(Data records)

-=-=-=-=-

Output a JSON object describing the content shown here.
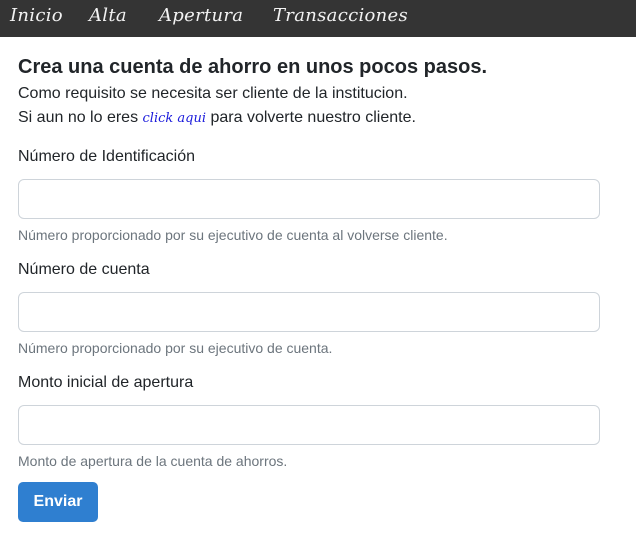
{
  "nav": {
    "items": [
      "Inicio",
      "Alta",
      "Apertura",
      "Transacciones"
    ]
  },
  "header": {
    "title": "Crea una cuenta de ahorro en unos pocos pasos.",
    "line1": "Como requisito se necesita ser cliente de la institucion.",
    "line2_prefix": "Si aun no lo eres ",
    "link_text": "click aqui",
    "line2_suffix": " para volverte nuestro cliente."
  },
  "form": {
    "fields": [
      {
        "label": "Número de Identificación",
        "value": "",
        "help": "Número proporcionado por su ejecutivo de cuenta al volverse cliente."
      },
      {
        "label": "Número de cuenta",
        "value": "",
        "help": "Número proporcionado por su ejecutivo de cuenta."
      },
      {
        "label": "Monto inicial de apertura",
        "value": "",
        "help": "Monto de apertura de la cuenta de ahorros."
      }
    ],
    "submit_label": "Enviar"
  },
  "colors": {
    "navbar_bg": "#343434",
    "primary_button": "#2f7fd0",
    "link": "#1a1adb",
    "help_text": "#6c757d"
  }
}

-=-=-=-=-

### Task requirements
Among the lines of the records above, count those holding the string "ejecutivo", and report only the number.

### Exercise response
2